Return all of the data exactly as written, without the pictures.

(Saved entries)
________________________

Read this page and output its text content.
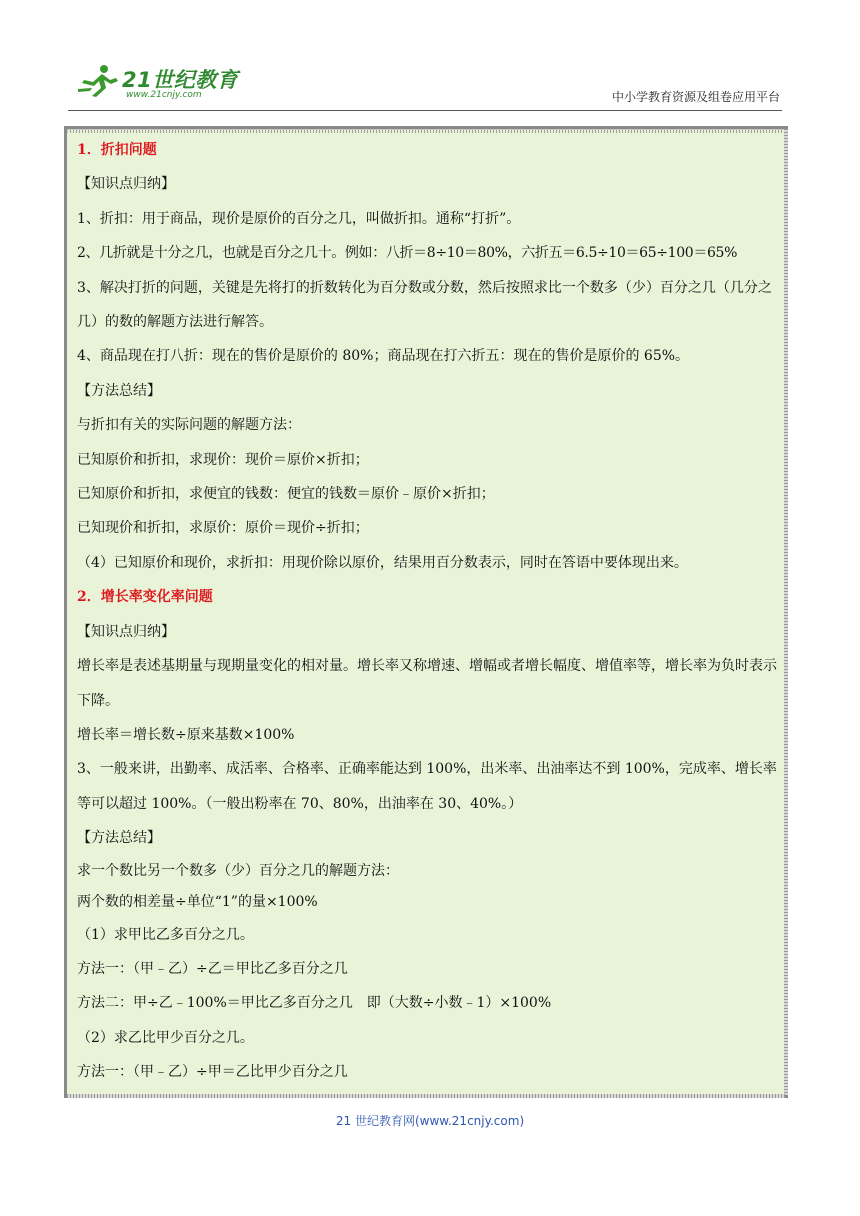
21世纪教育
www.21cnjy.com	中小学教育资源及组卷应用平台

1．折扣问题

【知识点归纳】

1、折扣：用于商品，现价是原价的百分之几，叫做折扣。通称“打折”。

2、几折就是十分之几，也就是百分之几十。例如：八折＝8÷10＝80%，六折五＝6.5÷10＝65÷100＝65%

3、解决打折的问题，关键是先将打的折数转化为百分数或分数，然后按照求比一个数多（少）百分之几（几分之几）的数的解题方法进行解答。

4、商品现在打八折：现在的售价是原价的 80%；商品现在打六折五：现在的售价是原价的 65%。

【方法总结】

与折扣有关的实际问题的解题方法：

已知原价和折扣，求现价：现价＝原价×折扣；

已知原价和折扣，求便宜的钱数：便宜的钱数＝原价﹣原价×折扣；

已知现价和折扣，求原价：原价＝现价÷折扣；

（4）已知原价和现价，求折扣：用现价除以原价，结果用百分数表示，同时在答语中要体现出来。

2．增长率变化率问题

【知识点归纳】

增长率是表述基期量与现期量变化的相对量。增长率又称增速、增幅或者增长幅度、增值率等，增长率为负时表示下降。

增长率＝增长数÷原来基数×100%

3、一般来讲，出勤率、成活率、合格率、正确率能达到 100%，出米率、出油率达不到 100%，完成率、增长率等可以超过 100%。（一般出粉率在 70、80%，出油率在 30、40%。）

【方法总结】

求一个数比另一个数多（少）百分之几的解题方法：

两个数的相差量÷单位“1”的量×100%

（1）求甲比乙多百分之几。

方法一：（甲﹣乙）÷乙＝甲比乙多百分之几

方法二：甲÷乙﹣100%＝甲比乙多百分之几　即（大数÷小数﹣1）×100%

（2）求乙比甲少百分之几。

方法一：（甲﹣乙）÷甲＝乙比甲少百分之几

21 世纪教育网(www.21cnjy.com)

________________________

### RESULT FOR THIS TASK
Read this page and output its text content.
21世纪教育
www.21cnjy.com	中小学教育资源及组卷应用平台

1．折扣问题

【知识点归纳】

1、折扣：用于商品，现价是原价的百分之几，叫做折扣。通称“打折”。

2、几折就是十分之几，也就是百分之几十。例如：八折＝8÷10＝80%，六折五＝6.5÷10＝65÷100＝65%

3、解决打折的问题，关键是先将打的折数转化为百分数或分数，然后按照求比一个数多（少）百分之几（几分之几）的数的解题方法进行解答。

4、商品现在打八折：现在的售价是原价的 80%；商品现在打六折五：现在的售价是原价的 65%。

【方法总结】

与折扣有关的实际问题的解题方法：

已知原价和折扣，求现价：现价＝原价×折扣；

已知原价和折扣，求便宜的钱数：便宜的钱数＝原价﹣原价×折扣；

已知现价和折扣，求原价：原价＝现价÷折扣；

（4）已知原价和现价，求折扣：用现价除以原价，结果用百分数表示，同时在答语中要体现出来。

2．增长率变化率问题

【知识点归纳】

增长率是表述基期量与现期量变化的相对量。增长率又称增速、增幅或者增长幅度、增值率等，增长率为负时表示下降。

增长率＝增长数÷原来基数×100%

3、一般来讲，出勤率、成活率、合格率、正确率能达到 100%，出米率、出油率达不到 100%，完成率、增长率等可以超过 100%。（一般出粉率在 70、80%，出油率在 30、40%。）

【方法总结】

求一个数比另一个数多（少）百分之几的解题方法：

两个数的相差量÷单位“1”的量×100%

（1）求甲比乙多百分之几。

方法一：（甲﹣乙）÷乙＝甲比乙多百分之几

方法二：甲÷乙﹣100%＝甲比乙多百分之几　即（大数÷小数﹣1）×100%

（2）求乙比甲少百分之几。

方法一：（甲﹣乙）÷甲＝乙比甲少百分之几

21 世纪教育网(www.21cnjy.com)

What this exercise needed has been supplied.